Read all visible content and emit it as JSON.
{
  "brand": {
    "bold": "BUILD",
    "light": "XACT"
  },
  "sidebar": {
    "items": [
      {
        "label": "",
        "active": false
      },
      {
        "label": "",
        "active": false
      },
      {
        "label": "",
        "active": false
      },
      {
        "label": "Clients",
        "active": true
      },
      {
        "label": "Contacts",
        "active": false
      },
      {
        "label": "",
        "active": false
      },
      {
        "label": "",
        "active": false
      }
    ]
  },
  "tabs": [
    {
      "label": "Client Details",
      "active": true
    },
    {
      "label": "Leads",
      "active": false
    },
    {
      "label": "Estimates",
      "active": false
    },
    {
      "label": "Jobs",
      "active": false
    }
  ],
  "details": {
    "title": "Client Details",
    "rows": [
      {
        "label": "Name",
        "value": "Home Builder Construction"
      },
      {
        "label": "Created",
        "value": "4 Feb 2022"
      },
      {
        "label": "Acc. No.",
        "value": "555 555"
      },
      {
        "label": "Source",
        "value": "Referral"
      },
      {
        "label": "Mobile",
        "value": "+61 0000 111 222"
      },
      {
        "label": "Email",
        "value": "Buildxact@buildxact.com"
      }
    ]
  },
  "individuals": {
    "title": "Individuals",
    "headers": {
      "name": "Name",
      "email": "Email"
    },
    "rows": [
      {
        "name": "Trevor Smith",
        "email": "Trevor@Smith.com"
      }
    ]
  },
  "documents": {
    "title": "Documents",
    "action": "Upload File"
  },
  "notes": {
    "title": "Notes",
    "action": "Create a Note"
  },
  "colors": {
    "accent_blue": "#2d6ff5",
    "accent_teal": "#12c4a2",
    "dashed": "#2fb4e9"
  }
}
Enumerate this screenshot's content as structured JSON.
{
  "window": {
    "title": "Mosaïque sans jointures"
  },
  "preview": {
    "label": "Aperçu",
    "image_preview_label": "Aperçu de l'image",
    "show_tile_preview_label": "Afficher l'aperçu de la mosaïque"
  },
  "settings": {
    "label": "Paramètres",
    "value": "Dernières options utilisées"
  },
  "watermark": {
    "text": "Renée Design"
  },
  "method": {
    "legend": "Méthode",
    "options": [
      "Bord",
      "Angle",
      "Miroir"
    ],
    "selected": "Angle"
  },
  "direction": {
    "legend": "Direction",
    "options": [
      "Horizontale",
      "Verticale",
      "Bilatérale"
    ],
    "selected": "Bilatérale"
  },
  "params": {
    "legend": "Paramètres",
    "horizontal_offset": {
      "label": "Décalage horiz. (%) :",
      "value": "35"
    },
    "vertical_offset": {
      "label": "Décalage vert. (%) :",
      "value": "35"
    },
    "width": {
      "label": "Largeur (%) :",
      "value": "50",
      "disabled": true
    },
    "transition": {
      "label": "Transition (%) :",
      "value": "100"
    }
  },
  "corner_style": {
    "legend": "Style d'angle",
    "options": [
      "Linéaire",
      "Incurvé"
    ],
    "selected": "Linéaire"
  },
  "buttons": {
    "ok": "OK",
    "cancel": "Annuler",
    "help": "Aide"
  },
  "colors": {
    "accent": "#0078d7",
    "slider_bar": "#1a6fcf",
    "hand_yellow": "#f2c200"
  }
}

────────────────────

* **Aim**: Report the number of lines in the listing that include the string "true"; give nothing but the number.

* **Written solution**: 3